▶ _DATA FOR THIS TASK_:
□ □ □ □ □ □ □

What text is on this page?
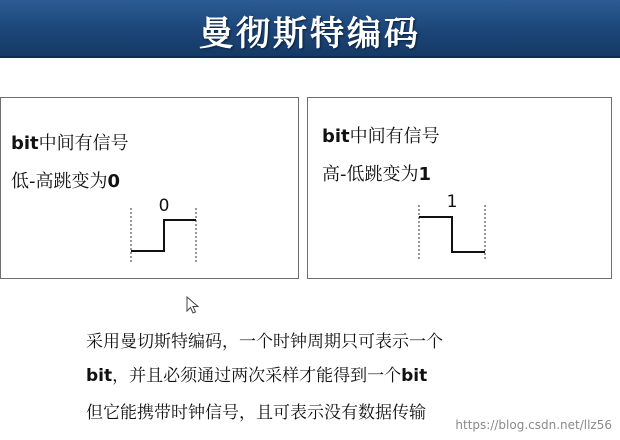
曼彻斯特编码
bit中间有信号
低-高跳变为0
0
bit中间有信号
高-低跳变为1
1
采用曼切斯特编码，一个时钟周期只可表示一个
bit，并且必须通过两次采样才能得到一个bit
但它能携带时钟信号，且可表示没有数据传输
https://blog.csdn.net/llz56
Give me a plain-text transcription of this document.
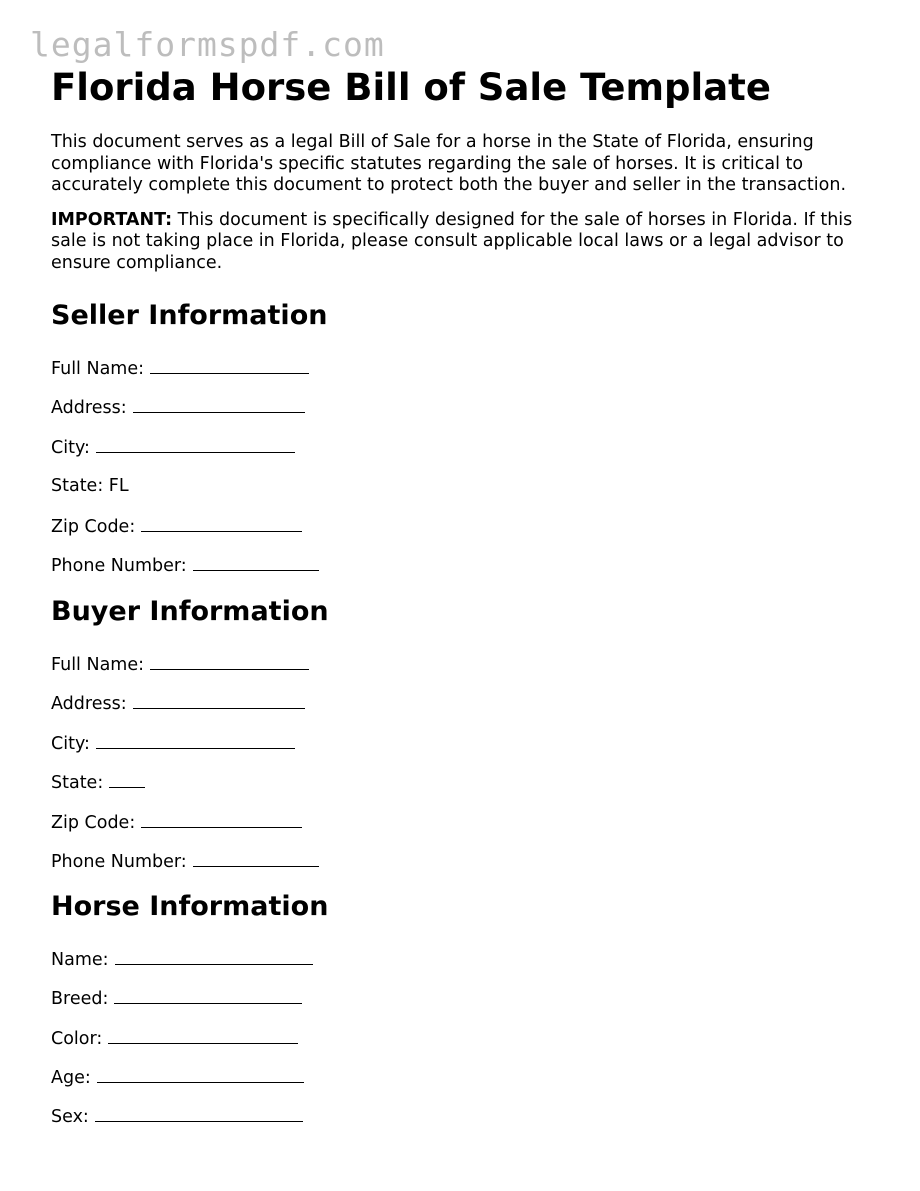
legalformspdf.com
Florida Horse Bill of Sale Template

This document serves as a legal Bill of Sale for a horse in the State of Florida, ensuring compliance with Florida's specific statutes regarding the sale of horses. It is critical to accurately complete this document to protect both the buyer and seller in the transaction.

IMPORTANT: This document is specifically designed for the sale of horses in Florida. If this sale is not taking place in Florida, please consult applicable local laws or a legal advisor to ensure compliance.

Seller Information
Full Name:
Address:
City:
State: FL
Zip Code:
Phone Number:
Buyer Information
Full Name:
Address:
City:
State:
Zip Code:
Phone Number:
Horse Information
Name:
Breed:
Color:
Age:
Sex:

□ □ □ □ □ □ □

Print all of the entries word for word. Omit the pictures they contain.

What text is on this page?
曼彻斯特编码
bit中间有信号
低-高跳变为0
0
bit中间有信号
高-低跳变为1
1
采用曼切斯特编码，一个时钟周期只可表示一个
bit，并且必须通过两次采样才能得到一个bit
但它能携带时钟信号，且可表示没有数据传输
https://blog.csdn.net/llz56
Give me a plain-text transcription of this document.
legalformspdf.com
Florida Horse Bill of Sale Template

This document serves as a legal Bill of Sale for a horse in the State of Florida, ensuring compliance with Florida's specific statutes regarding the sale of horses. It is critical to accurately complete this document to protect both the buyer and seller in the transaction.

IMPORTANT: This document is specifically designed for the sale of horses in Florida. If this sale is not taking place in Florida, please consult applicable local laws or a legal advisor to ensure compliance.

Seller Information
Full Name:
Address:
City:
State: FL
Zip Code:
Phone Number:
Buyer Information
Full Name:
Address:
City:
State:
Zip Code:
Phone Number:
Horse Information
Name:
Breed:
Color:
Age:
Sex:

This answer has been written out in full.